**Problem to work on:**
Reproduce all entries word for word.

___

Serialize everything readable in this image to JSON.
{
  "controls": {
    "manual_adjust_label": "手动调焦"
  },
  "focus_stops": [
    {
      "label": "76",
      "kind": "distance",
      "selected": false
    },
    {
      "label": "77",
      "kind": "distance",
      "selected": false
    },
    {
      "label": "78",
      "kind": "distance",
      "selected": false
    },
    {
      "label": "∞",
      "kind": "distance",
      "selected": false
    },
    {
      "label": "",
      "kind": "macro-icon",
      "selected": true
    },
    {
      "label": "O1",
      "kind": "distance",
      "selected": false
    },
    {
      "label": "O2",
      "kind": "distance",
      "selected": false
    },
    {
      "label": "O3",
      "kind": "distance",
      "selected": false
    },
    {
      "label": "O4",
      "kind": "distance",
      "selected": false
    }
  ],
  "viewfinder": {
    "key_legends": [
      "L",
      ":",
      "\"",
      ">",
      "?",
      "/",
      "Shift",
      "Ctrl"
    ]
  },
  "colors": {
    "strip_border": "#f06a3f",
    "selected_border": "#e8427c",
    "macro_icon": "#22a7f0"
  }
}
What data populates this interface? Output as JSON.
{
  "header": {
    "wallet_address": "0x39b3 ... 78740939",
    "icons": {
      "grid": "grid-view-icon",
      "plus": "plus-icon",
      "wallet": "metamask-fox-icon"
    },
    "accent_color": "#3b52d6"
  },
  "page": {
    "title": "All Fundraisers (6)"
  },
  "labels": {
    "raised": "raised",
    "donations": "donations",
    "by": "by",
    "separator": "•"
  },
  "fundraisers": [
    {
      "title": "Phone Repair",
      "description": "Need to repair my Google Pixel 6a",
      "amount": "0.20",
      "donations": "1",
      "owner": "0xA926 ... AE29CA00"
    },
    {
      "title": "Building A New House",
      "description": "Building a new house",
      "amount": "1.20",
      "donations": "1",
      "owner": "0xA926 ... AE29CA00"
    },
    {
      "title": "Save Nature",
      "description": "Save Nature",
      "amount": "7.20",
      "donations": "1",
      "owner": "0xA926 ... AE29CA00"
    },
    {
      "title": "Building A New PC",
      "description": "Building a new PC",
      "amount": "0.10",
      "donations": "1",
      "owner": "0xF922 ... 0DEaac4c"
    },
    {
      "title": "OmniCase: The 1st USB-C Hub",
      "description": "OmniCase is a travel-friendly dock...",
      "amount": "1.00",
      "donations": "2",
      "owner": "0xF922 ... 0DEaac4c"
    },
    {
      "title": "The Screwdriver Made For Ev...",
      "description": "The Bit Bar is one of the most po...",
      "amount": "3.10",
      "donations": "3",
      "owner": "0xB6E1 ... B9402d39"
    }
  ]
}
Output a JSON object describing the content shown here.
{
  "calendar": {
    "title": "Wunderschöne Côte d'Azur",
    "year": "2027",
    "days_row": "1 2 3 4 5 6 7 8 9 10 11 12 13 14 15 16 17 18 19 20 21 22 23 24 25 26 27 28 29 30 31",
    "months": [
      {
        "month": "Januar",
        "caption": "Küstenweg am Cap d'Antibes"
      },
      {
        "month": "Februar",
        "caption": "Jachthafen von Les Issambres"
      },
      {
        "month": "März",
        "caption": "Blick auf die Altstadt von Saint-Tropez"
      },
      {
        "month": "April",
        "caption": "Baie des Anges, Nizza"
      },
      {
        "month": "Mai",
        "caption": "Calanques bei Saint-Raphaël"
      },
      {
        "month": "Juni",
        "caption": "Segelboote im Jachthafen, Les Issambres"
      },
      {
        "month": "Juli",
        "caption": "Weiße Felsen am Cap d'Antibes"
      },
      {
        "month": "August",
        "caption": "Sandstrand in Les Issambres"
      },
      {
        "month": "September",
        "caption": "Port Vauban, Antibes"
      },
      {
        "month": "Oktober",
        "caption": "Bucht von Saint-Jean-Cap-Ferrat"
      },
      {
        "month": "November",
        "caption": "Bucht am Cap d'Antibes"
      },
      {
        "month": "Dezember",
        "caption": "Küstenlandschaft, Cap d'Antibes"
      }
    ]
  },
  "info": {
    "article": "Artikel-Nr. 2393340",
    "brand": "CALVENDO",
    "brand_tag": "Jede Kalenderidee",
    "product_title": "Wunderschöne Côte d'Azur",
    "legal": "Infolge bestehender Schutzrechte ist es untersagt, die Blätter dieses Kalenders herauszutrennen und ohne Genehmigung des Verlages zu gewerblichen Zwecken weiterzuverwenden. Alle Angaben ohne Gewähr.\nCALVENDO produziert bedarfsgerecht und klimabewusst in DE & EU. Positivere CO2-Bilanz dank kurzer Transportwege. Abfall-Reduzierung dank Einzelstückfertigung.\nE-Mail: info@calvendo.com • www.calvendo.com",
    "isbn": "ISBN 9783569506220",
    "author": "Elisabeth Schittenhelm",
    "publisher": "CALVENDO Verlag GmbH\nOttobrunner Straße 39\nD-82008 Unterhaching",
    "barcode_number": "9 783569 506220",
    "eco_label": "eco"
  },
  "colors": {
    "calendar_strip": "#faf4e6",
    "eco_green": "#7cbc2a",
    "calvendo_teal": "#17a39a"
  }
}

___

**Solution for this task:**
Serialize everything readable in this image to JSON.
{
  "controls": {
    "manual_adjust_label": "手动调焦"
  },
  "focus_stops": [
    {
      "label": "76",
      "kind": "distance",
      "selected": false
    },
    {
      "label": "77",
      "kind": "distance",
      "selected": false
    },
    {
      "label": "78",
      "kind": "distance",
      "selected": false
    },
    {
      "label": "∞",
      "kind": "distance",
      "selected": false
    },
    {
      "label": "",
      "kind": "macro-icon",
      "selected": true
    },
    {
      "label": "O1",
      "kind": "distance",
      "selected": false
    },
    {
      "label": "O2",
      "kind": "distance",
      "selected": false
    },
    {
      "label": "O3",
      "kind": "distance",
      "selected": false
    },
    {
      "label": "O4",
      "kind": "distance",
      "selected": false
    }
  ],
  "viewfinder": {
    "key_legends": [
      "L",
      ":",
      "\"",
      ">",
      "?",
      "/",
      "Shift",
      "Ctrl"
    ]
  },
  "colors": {
    "strip_border": "#f06a3f",
    "selected_border": "#e8427c",
    "macro_icon": "#22a7f0"
  }
}
What data populates this interface? Output as JSON.
{
  "header": {
    "wallet_address": "0x39b3 ... 78740939",
    "icons": {
      "grid": "grid-view-icon",
      "plus": "plus-icon",
      "wallet": "metamask-fox-icon"
    },
    "accent_color": "#3b52d6"
  },
  "page": {
    "title": "All Fundraisers (6)"
  },
  "labels": {
    "raised": "raised",
    "donations": "donations",
    "by": "by",
    "separator": "•"
  },
  "fundraisers": [
    {
      "title": "Phone Repair",
      "description": "Need to repair my Google Pixel 6a",
      "amount": "0.20",
      "donations": "1",
      "owner": "0xA926 ... AE29CA00"
    },
    {
      "title": "Building A New House",
      "description": "Building a new house",
      "amount": "1.20",
      "donations": "1",
      "owner": "0xA926 ... AE29CA00"
    },
    {
      "title": "Save Nature",
      "description": "Save Nature",
      "amount": "7.20",
      "donations": "1",
      "owner": "0xA926 ... AE29CA00"
    },
    {
      "title": "Building A New PC",
      "description": "Building a new PC",
      "amount": "0.10",
      "donations": "1",
      "owner": "0xF922 ... 0DEaac4c"
    },
    {
      "title": "OmniCase: The 1st USB-C Hub",
      "description": "OmniCase is a travel-friendly dock...",
      "amount": "1.00",
      "donations": "2",
      "owner": "0xF922 ... 0DEaac4c"
    },
    {
      "title": "The Screwdriver Made For Ev...",
      "description": "The Bit Bar is one of the most po...",
      "amount": "3.10",
      "donations": "3",
      "owner": "0xB6E1 ... B9402d39"
    }
  ]
}
Output a JSON object describing the content shown here.
{
  "calendar": {
    "title": "Wunderschöne Côte d'Azur",
    "year": "2027",
    "days_row": "1 2 3 4 5 6 7 8 9 10 11 12 13 14 15 16 17 18 19 20 21 22 23 24 25 26 27 28 29 30 31",
    "months": [
      {
        "month": "Januar",
        "caption": "Küstenweg am Cap d'Antibes"
      },
      {
        "month": "Februar",
        "caption": "Jachthafen von Les Issambres"
      },
      {
        "month": "März",
        "caption": "Blick auf die Altstadt von Saint-Tropez"
      },
      {
        "month": "April",
        "caption": "Baie des Anges, Nizza"
      },
      {
        "month": "Mai",
        "caption": "Calanques bei Saint-Raphaël"
      },
      {
        "month": "Juni",
        "caption": "Segelboote im Jachthafen, Les Issambres"
      },
      {
        "month": "Juli",
        "caption": "Weiße Felsen am Cap d'Antibes"
      },
      {
        "month": "August",
        "caption": "Sandstrand in Les Issambres"
      },
      {
        "month": "September",
        "caption": "Port Vauban, Antibes"
      },
      {
        "month": "Oktober",
        "caption": "Bucht von Saint-Jean-Cap-Ferrat"
      },
      {
        "month": "November",
        "caption": "Bucht am Cap d'Antibes"
      },
      {
        "month": "Dezember",
        "caption": "Küstenlandschaft, Cap d'Antibes"
      }
    ]
  },
  "info": {
    "article": "Artikel-Nr. 2393340",
    "brand": "CALVENDO",
    "brand_tag": "Jede Kalenderidee",
    "product_title": "Wunderschöne Côte d'Azur",
    "legal": "Infolge bestehender Schutzrechte ist es untersagt, die Blätter dieses Kalenders herauszutrennen und ohne Genehmigung des Verlages zu gewerblichen Zwecken weiterzuverwenden. Alle Angaben ohne Gewähr.\nCALVENDO produziert bedarfsgerecht und klimabewusst in DE & EU. Positivere CO2-Bilanz dank kurzer Transportwege. Abfall-Reduzierung dank Einzelstückfertigung.\nE-Mail: info@calvendo.com • www.calvendo.com",
    "isbn": "ISBN 9783569506220",
    "author": "Elisabeth Schittenhelm",
    "publisher": "CALVENDO Verlag GmbH\nOttobrunner Straße 39\nD-82008 Unterhaching",
    "barcode_number": "9 783569 506220",
    "eco_label": "eco"
  },
  "colors": {
    "calendar_strip": "#faf4e6",
    "eco_green": "#7cbc2a",
    "calvendo_teal": "#17a39a"
  }
}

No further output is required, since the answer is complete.